◆ Aim of the exercise:
The answer is one number: how many lines in the data below hold "model".

[Extracted records]

--------

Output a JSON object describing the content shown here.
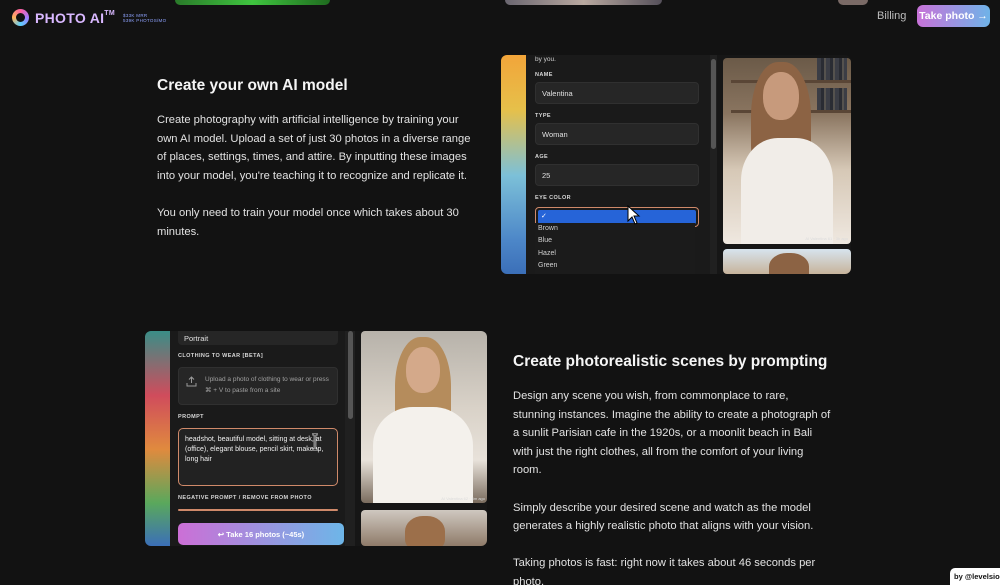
{
  "header": {
    "logo_text": "PHOTO AI",
    "logo_tm": "TM",
    "stats_line1": "$33K MRR",
    "stats_line2": "539K PHOTOS/MO",
    "billing_label": "Billing",
    "take_photo_label": "Take photo →"
  },
  "section1": {
    "title": "Create your own AI model",
    "paragraphs": [
      "Create photography with artificial intelligence by training your own AI model. Upload a set of just 30 photos in a diverse range of places, settings, times, and attire. By inputting these images into your model, you're teaching it to recognize and replicate it.",
      "You only need to train your model once which takes about 30 minutes."
    ],
    "screenshot": {
      "intro_text": "by you.",
      "name_label": "NAME",
      "name_value": "Valentina",
      "type_label": "TYPE",
      "type_value": "Woman",
      "age_label": "AGE",
      "age_value": "25",
      "eye_color_label": "EYE COLOR",
      "eye_selected": "✓",
      "eye_options": [
        "Brown",
        "Blue",
        "Hazel",
        "Green"
      ],
      "photo_tag": "AI Valentina 61 · 3h ago"
    }
  },
  "section2": {
    "title": "Create photorealistic scenes by prompting",
    "paragraphs": [
      "Design any scene you wish, from commonplace to rare, stunning instances. Imagine the ability to create a photograph of a sunlit Parisian cafe in the 1920s, or a moonlit beach in Bali with just the right clothes, all from the comfort of your living room.",
      "Simply describe your desired scene and watch as the model generates a highly realistic photo that aligns with your vision.",
      "Taking photos is fast: right now it takes about 46 seconds per photo."
    ],
    "screenshot": {
      "style_value": "Portrait",
      "clothing_label": "CLOTHING TO WEAR [BETA]",
      "upload_text": "Upload a photo of clothing to wear or press ⌘ + V to paste from a site",
      "prompt_label": "PROMPT",
      "prompt_value": "headshot, beautiful model, sitting at desk, at (office), elegant blouse, pencil skirt, makeup, long hair",
      "negative_label": "NEGATIVE PROMPT / REMOVE FROM PHOTO",
      "take_button": "↩ Take 16 photos (~45s)",
      "photo_tag": "AI Valentina 62 · 5m ago"
    }
  },
  "footer": {
    "credit": "by @levelsio"
  },
  "colors": {
    "background": "#121212",
    "accent_gradient_start": "#c872d8",
    "accent_gradient_end": "#6fb3e8",
    "select_highlight": "#2664d8",
    "focus_border": "#d08a6a"
  }
}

--------

◆ Response to this task:
5